Stated task: Work through the records below and tally every line containing "социального". Reply with the total alone.

Recorded data
= = = = = = =

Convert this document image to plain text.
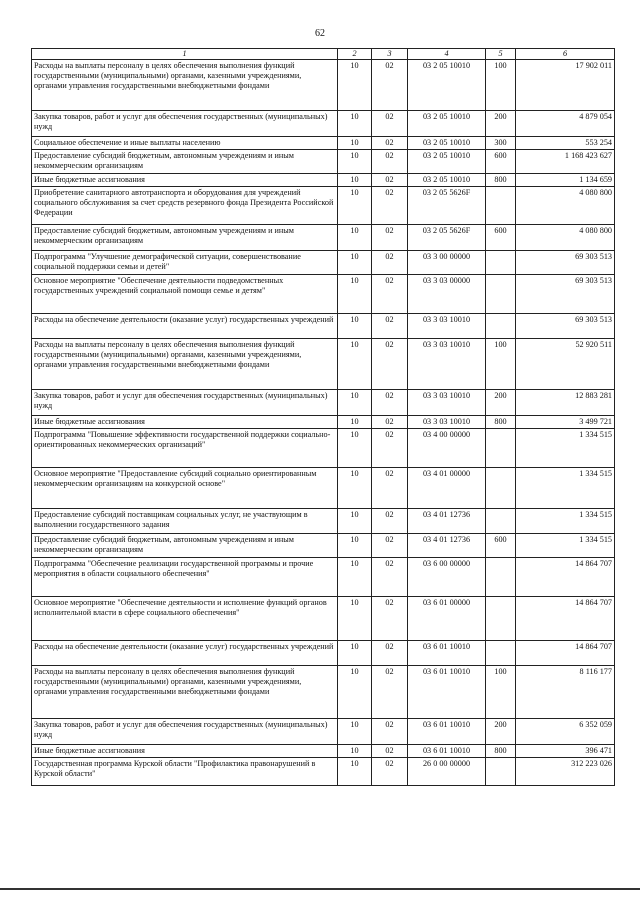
62
1	2	3	4	5	6
Расходы на выплаты персоналу в целях обеспечения выполнения функций государственными (муниципальными) органами, казенными учреждениями, органами управления государственными внебюджетными фондами	10	02	03 2 05 10010	100	17 902 011
Закупка товаров, работ и услуг для обеспечения государственных (муниципальных) нужд	10	02	03 2 05 10010	200	4 879 054
Социальное обеспечение и иные выплаты населению	10	02	03 2 05 10010	300	553 254
Предоставление субсидий бюджетным, автономным учреждениям и иным некоммерческим организациям	10	02	03 2 05 10010	600	1 168 423 627
Иные бюджетные ассигнования	10	02	03 2 05 10010	800	1 134 659
Приобретение санитарного автотранспорта и оборудования для учреждений социального обслуживания за счет средств резервного фонда Президента Российской Федерации	10	02	03 2 05 5626F		4 080 800
Предоставление субсидий бюджетным, автономным учреждениям и иным некоммерческим организациям	10	02	03 2 05 5626F	600	4 080 800
Подпрограмма "Улучшение демографической ситуации, совершенствование социальной поддержки семьи и детей"	10	02	03 3 00 00000		69 303 513
Основное мероприятие "Обеспечение деятельности подведомственных государственных учреждений социальной помощи семье и детям"	10	02	03 3 03 00000		69 303 513
Расходы на обеспечение деятельности (оказание услуг) государственных учреждений	10	02	03 3 03 10010		69 303 513
Расходы на выплаты персоналу в целях обеспечения выполнения функций государственными (муниципальными) органами, казенными учреждениями, органами управления государственными внебюджетными фондами	10	02	03 3 03 10010	100	52 920 511
Закупка товаров, работ и услуг для обеспечения государственных (муниципальных) нужд	10	02	03 3 03 10010	200	12 883 281
Иные бюджетные ассигнования	10	02	03 3 03 10010	800	3 499 721
Подпрограмма "Повышение эффективности государственной поддержки социально-ориентированных некоммерческих организаций"	10	02	03 4 00 00000		1 334 515
Основное мероприятие "Предоставление субсидий социально ориентированным некоммерческим организациям на конкурсной основе"	10	02	03 4 01 00000		1 334 515
Предоставление субсидий поставщикам социальных услуг, не участвующим в выполнении государственного задания	10	02	03 4 01 12736		1 334 515
Предоставление субсидий бюджетным, автономным учреждениям и иным некоммерческим организациям	10	02	03 4 01 12736	600	1 334 515
Подпрограмма "Обеспечение реализации государственной программы и прочие мероприятия в области социального обеспечения"	10	02	03 6 00 00000		14 864 707
Основное мероприятие "Обеспечение деятельности и исполнение функций органов исполнительной власти в сфере социального обеспечения"	10	02	03 6 01 00000		14 864 707
Расходы на обеспечение деятельности (оказание услуг) государственных учреждений	10	02	03 6 01 10010		14 864 707
Расходы на выплаты персоналу в целях обеспечения выполнения функций государственными (муниципальными) органами, казенными учреждениями, органами управления государственными внебюджетными фондами	10	02	03 6 01 10010	100	8 116 177
Закупка товаров, работ и услуг для обеспечения государственных (муниципальных) нужд	10	02	03 6 01 10010	200	6 352 059
Иные бюджетные ассигнования	10	02	03 6 01 10010	800	396 471
Государственная программа Курской области "Профилактика правонарушений в Курской области"	10	02	26 0 00 00000		312 223 026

= = = = = = =

Exercise solution: 3